◆ Excerto ◆
Cantaria, ou a arte de Marco Lopes para bem trabalhar o mármore

Com oficina em Estremoz, Marco Lopes cresceu a ver o pai trabalhar a pedra e tomou-lhe o gosto. Depois de uma passagem por Inglaterra, dedicada a novas aprendizagens, regressou “a casa” para se lançar com um projeto individual. A ideia, diz, “é conquistar os clientes pela diferença, com peças únicas, inovadoras, artísticas”. Mariana Miguéns (texto e fotografia)

Nascido e criado na terra do mármore, Marco Lopes cresceu a ver o pai trabalhar a arte da cantaria. Cantaria é o termo que se dá ao trabalho artesanal de esculpir e moldar pedras, refere-se ao processo de talhar a pedra bruta dando-lhe forma e acabamento específicos, conforme o projeto. A cantaria utiliza principalmente pedras naturais, como granito, calcário, arenito ou mármore, como é o caso.

Com 12 anos, Marco Lopes inicia a sua carreira, dando os primeiros passos na cantaria. Terminada a escolaridade obrigatória começa a trabalhar na oficina do pai. Um trabalho a tempo inteiro. Depois veio a emigração para Inglaterra, à procura de novas oportunidades de trabalho e da aprendizagem com novos materiais e novos químicos, por lá ficando cerca de oito anos.

“O meu pai sempre foi a minha fonte de inspiração. Depois de muitos anos na oficina decidi emigrar porque queria especializar-me em novos produtos químicos como a cola e outros materiais”, conta. Em Inglaterra, acrescenta, teve tempo para aprender outras técnicas e explorar outros materiais. Um exemplo: “aqui trabalhamos tudo a mão e esta é uma atividade que gera muito pó, o que prejudica os pulmões. Lá fora trabalham muito com base da água, é tudo polido a água, o que dá mais brilho às peças, um acabamento mais bonito e, claro, não produz tanta poeira”.

A cantaria é uma profissão tradicionalmente transmitida de mestre para aprendiz, num processo contínuo feito ao longo de muitos anos. Com a diminuição do uso de trabalhos de cantaria, menos jovens se interessam por aprender esta arte, o que resulta numa falta de novos artesãos qualificados. O abandono, ou o “esquecimento”, como refere, é um reflexo de mudanças económicas, tecnológicas, culturais e sociais que influenciam as práticas de consumo da sociedade.

“Acho que os jovens”, diz o mestre, “já não têm vontade de aprender, primeiro porque sujamo-nos muito, depois pelo perigo. Este trabalho requer muita segurança, trabalhamos com máquinas pesadas e perigosas, tem de se ter muito gosto pela arte, é precisa muita paciência e muito tempo para terminar uma peça”.

◆ Objetivo 1 ◆
Indique se cada afirmação concorda com o texto sobre a cantaria, respondendo sim ou não e citando as palavras do texto que o decidem: (a) Marco Lopes deu os primeiros passos na cantaria aos 12 anos. (b) Marco Lopes ficou em Inglaterra cerca de cinco anos. (c) Em Inglaterra, as peças são polidas a água.
◆ Objetivo 2 ◆
Segundo o texto sobre a cantaria, que pedras naturais esta arte utiliza principalmente?
◆ Objetivo 3 ◆
Prossiga o texto sobre a cantaria a partir da última frase apresentada.

◆ Dados fornecidos ◆
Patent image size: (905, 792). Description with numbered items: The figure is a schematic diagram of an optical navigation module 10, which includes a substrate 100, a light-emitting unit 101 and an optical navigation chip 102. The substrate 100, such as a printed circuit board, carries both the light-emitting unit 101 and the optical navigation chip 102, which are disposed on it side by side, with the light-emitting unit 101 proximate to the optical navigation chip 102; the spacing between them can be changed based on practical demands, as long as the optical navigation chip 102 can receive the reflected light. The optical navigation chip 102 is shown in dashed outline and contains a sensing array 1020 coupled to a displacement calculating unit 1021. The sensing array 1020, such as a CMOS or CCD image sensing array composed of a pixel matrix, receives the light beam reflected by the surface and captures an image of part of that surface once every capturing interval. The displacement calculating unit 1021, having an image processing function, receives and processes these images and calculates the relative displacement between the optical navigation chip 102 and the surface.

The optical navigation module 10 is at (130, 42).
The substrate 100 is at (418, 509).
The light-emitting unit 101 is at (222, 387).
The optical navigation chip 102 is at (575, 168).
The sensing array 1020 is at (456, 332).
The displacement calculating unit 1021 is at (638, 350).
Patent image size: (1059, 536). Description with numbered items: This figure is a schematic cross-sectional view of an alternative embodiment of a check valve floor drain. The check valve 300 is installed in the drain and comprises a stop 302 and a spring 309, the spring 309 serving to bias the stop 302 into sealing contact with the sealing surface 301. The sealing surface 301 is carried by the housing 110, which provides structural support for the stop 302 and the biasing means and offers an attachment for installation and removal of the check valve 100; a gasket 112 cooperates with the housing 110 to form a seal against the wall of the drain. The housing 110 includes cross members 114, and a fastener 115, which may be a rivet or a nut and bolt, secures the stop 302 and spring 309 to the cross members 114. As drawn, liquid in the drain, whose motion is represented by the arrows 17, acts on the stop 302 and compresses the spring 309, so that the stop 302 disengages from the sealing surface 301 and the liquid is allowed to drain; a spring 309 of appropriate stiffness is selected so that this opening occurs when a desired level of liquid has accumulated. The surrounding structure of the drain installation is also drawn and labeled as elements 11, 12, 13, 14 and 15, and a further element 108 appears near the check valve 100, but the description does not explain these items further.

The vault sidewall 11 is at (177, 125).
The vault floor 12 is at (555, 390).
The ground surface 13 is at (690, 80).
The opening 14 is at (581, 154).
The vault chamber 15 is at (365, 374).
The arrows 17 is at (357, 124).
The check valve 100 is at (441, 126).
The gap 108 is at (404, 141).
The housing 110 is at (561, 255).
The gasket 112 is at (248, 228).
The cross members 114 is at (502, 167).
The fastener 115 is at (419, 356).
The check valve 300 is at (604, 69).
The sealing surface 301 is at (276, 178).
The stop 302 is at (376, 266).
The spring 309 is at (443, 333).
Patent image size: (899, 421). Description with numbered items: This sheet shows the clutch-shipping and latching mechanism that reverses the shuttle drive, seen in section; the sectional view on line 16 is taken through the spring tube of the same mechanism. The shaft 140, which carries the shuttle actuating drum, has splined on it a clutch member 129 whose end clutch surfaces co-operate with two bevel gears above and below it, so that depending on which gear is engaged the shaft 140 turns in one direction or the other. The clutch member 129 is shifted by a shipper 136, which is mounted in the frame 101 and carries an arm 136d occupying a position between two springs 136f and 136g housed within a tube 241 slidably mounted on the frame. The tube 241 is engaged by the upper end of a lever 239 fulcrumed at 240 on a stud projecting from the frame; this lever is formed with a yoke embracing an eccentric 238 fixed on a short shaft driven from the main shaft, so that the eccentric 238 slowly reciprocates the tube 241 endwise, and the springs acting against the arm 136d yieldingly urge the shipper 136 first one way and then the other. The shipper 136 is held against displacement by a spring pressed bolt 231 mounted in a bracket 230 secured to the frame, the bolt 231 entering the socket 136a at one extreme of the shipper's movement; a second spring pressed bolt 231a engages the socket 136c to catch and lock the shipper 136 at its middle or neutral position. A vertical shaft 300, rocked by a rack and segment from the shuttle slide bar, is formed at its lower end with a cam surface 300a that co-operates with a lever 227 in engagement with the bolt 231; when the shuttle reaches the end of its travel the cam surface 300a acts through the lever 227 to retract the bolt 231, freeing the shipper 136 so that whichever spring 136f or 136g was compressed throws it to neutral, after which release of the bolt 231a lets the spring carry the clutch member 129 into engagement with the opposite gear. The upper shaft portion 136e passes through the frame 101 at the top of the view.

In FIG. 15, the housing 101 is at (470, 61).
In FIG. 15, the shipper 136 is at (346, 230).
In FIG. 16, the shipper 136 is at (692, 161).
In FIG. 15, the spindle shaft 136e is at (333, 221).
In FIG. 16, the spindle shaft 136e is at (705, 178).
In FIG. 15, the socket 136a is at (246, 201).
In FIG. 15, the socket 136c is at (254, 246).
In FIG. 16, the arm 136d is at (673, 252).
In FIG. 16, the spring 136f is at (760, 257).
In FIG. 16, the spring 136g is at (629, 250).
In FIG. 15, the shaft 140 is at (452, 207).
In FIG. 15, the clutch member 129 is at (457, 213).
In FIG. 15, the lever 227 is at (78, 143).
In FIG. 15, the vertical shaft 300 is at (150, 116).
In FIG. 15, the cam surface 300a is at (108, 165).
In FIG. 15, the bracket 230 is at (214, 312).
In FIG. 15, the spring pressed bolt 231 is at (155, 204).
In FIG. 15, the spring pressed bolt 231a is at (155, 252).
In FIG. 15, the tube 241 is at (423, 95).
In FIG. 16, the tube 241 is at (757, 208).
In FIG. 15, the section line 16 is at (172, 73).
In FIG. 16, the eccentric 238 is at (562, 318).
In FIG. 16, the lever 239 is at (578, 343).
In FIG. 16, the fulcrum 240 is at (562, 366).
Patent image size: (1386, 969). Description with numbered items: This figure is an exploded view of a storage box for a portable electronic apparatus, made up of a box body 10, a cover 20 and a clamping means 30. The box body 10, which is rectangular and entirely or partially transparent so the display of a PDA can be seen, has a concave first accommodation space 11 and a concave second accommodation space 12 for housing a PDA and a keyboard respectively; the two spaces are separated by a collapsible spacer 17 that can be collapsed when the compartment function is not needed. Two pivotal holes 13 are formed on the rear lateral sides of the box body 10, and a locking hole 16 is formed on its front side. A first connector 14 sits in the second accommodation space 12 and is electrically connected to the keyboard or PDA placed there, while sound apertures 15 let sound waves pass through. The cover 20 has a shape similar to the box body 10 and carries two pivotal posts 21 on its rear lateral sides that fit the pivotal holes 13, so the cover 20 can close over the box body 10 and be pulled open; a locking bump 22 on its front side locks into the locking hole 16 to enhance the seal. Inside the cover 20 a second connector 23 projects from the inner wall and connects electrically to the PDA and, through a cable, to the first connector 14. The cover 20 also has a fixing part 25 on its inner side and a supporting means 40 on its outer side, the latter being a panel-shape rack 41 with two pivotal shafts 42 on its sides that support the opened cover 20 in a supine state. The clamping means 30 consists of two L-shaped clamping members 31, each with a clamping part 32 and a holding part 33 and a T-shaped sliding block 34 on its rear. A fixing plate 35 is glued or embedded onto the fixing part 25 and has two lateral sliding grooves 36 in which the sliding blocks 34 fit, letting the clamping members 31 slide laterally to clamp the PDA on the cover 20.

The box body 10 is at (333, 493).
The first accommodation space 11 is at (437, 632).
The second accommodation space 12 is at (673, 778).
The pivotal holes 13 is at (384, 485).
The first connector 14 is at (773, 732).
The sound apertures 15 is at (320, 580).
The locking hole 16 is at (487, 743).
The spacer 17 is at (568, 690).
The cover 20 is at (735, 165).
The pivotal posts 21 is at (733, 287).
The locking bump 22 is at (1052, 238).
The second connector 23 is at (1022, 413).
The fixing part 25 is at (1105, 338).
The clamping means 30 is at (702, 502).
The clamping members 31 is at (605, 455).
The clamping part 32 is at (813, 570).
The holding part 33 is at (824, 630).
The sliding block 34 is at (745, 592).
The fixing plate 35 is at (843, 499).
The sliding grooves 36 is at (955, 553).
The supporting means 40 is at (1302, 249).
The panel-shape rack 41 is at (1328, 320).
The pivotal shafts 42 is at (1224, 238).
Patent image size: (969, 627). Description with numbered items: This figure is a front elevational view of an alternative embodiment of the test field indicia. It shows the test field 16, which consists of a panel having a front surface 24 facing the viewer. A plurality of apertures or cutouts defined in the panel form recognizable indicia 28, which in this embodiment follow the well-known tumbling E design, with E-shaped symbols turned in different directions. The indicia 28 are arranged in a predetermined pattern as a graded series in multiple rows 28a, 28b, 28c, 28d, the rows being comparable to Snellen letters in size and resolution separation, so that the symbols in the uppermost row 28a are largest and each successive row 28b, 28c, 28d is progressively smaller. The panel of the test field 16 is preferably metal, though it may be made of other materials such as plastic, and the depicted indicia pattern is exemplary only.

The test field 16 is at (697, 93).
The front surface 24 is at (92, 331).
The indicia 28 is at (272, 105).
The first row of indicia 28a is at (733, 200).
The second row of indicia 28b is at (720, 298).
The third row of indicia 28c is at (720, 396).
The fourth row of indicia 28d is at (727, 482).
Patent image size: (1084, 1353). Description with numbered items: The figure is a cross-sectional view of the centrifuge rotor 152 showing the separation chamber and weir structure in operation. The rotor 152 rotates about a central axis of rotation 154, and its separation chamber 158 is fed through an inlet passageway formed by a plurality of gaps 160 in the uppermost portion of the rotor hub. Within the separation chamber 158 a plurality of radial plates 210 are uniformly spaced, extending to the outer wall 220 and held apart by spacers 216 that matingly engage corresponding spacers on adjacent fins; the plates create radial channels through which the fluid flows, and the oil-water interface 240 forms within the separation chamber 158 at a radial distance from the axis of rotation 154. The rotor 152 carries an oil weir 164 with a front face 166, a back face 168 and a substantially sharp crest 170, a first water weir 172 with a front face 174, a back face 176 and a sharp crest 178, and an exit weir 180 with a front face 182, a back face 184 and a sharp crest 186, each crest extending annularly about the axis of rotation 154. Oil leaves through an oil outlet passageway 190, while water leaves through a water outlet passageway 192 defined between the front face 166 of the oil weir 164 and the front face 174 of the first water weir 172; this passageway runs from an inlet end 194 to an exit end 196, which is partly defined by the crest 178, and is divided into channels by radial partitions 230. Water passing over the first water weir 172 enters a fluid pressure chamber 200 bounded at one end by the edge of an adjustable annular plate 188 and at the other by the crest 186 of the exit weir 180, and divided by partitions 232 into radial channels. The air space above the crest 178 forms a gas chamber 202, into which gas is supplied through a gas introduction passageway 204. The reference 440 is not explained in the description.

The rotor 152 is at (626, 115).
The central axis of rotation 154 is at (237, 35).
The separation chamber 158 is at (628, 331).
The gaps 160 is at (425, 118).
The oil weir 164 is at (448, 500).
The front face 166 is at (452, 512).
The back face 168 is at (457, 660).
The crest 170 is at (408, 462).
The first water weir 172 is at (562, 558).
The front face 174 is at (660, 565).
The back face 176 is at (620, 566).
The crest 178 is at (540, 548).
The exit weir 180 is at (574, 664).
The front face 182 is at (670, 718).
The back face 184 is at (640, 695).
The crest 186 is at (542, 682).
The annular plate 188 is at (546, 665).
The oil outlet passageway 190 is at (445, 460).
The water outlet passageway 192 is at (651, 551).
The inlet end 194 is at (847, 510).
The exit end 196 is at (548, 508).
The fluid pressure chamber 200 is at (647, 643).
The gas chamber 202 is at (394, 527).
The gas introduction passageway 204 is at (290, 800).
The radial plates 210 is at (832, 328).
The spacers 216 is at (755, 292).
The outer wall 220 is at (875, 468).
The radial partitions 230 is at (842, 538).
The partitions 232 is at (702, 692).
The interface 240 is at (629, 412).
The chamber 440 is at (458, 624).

◆ Resposta 1 ◆
(a) Sim: "Com 12 anos, Marco Lopes inicia a sua carreira, dando os primeiros passos na cantaria."
(b) Não: "por lá ficando cerca de oito anos."
(c) Sim: "é tudo polido a água"

◆ Resposta 2 ◆
Granito, calcário, arenito ou mármore.

◆ Resposta 3 ◆
Acresce que o nível salarial também é diferente, quando comparado com o que se pratica em Inglaterra. “Nunca vou conseguir ganhar o mesmo, mas o ritmo também é bastante diferente, pois lá trabalhamos muitas horas de seguida, todos os dias, e aqui acomodamo-nos… faz-se uma peça hoje, amanhã outra, são peças únicas. Se quiser fazer uma peça igual provavelmente não será possível”, revela Marco Lopes. Mas é também essa singularidade, o ato de criação de um objeto único, que coloca a cantaria a meio caminho entre o artesanato e o objeto artístico.

Neste momento, Marco Lopes trabalha com todo o tipo de mármore, desde o branco ao ruivina e, claro, ao de Estremoz, cuja exploração se distribui pelos concelhos vizinhos de Borba e de Vila Viçosa. É, como se sabe, uma arte antiga,explorada desde a época em que a Península Ibérica foi conquistada pelos romanos. Sobre a base do Templo Romano de Évora, por exemplo, assentam ainda 14 das suas colunas coríntias originais. O pavimento, julga-se que seria revestido por mosaicos, desapareceu por completo, mas as colunas conservam ainda os capitéis, feitos de mármore branco de Estremoz.

De regresso a Portugal, ainda com a mesma paixão, Marco Lopes começa a trabalhar em pedreiras locais, onde observou o processo completo desde a extração até à entrega ao cliente e foi dai que surgiu a vontade de “montar um novo projeto, de forma individual”. A ideia, diz, “é conquistar os clientes pela diferença, com peças únicas, inovadoras, artísticas”.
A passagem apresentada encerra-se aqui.